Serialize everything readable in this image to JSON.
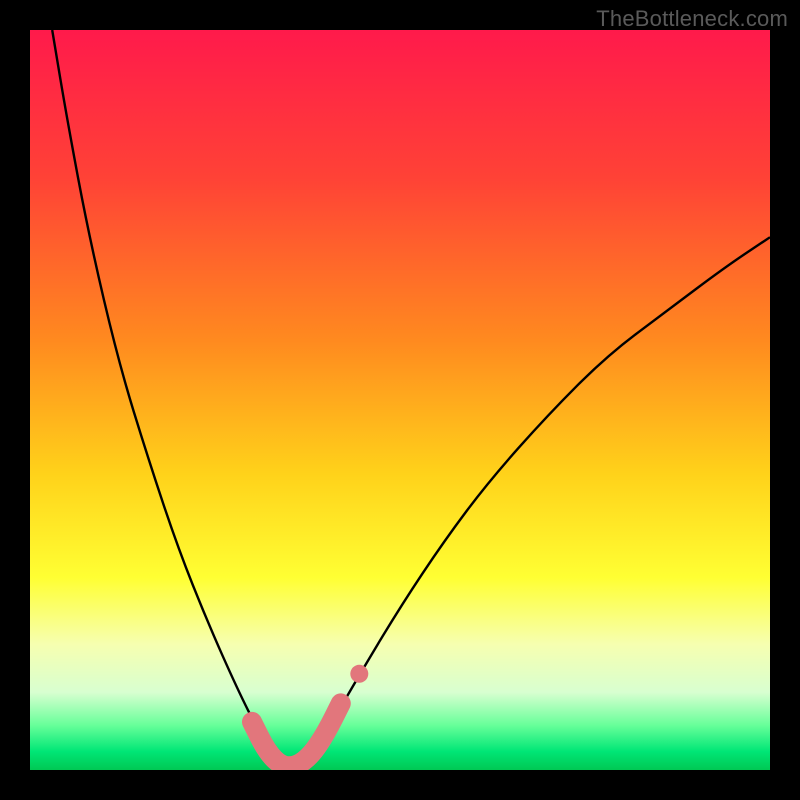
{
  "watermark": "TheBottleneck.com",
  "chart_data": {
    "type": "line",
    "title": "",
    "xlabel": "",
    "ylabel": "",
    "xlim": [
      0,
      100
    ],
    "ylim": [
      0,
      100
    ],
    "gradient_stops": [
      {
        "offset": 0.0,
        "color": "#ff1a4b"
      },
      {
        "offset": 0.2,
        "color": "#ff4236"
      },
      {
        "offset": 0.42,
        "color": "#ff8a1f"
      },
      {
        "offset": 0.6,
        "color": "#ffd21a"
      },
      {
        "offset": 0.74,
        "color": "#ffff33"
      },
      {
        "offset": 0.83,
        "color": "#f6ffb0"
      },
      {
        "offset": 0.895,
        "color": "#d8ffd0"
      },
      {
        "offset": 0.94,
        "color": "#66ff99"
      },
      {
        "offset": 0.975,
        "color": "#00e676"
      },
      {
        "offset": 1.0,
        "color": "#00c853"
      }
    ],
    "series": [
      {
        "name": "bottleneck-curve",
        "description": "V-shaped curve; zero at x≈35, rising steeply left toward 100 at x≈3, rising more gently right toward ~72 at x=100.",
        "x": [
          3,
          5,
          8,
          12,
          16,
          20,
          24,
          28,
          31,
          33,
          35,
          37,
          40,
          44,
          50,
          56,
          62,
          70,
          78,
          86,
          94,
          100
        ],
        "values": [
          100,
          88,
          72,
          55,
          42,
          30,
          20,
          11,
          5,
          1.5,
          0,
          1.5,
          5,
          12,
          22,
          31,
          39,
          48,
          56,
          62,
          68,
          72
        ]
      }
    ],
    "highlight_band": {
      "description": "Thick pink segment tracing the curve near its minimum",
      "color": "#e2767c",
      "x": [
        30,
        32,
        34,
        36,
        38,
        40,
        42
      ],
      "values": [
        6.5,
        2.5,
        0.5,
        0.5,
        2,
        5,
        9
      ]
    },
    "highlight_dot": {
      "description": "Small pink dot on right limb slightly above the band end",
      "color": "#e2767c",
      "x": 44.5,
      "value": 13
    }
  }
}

☆ ☆ ☆ ☆

▸ What the task asks
Copy every line of the material in which the word "right" occurs.

▸ Response for this exercise
        "description": "V-shaped curve; zero at x≈35, rising steeply left toward 100 at x≈3, rising more gently right toward ~72 at x=100.",
      "description": "Small pink dot on right limb slightly above the band end",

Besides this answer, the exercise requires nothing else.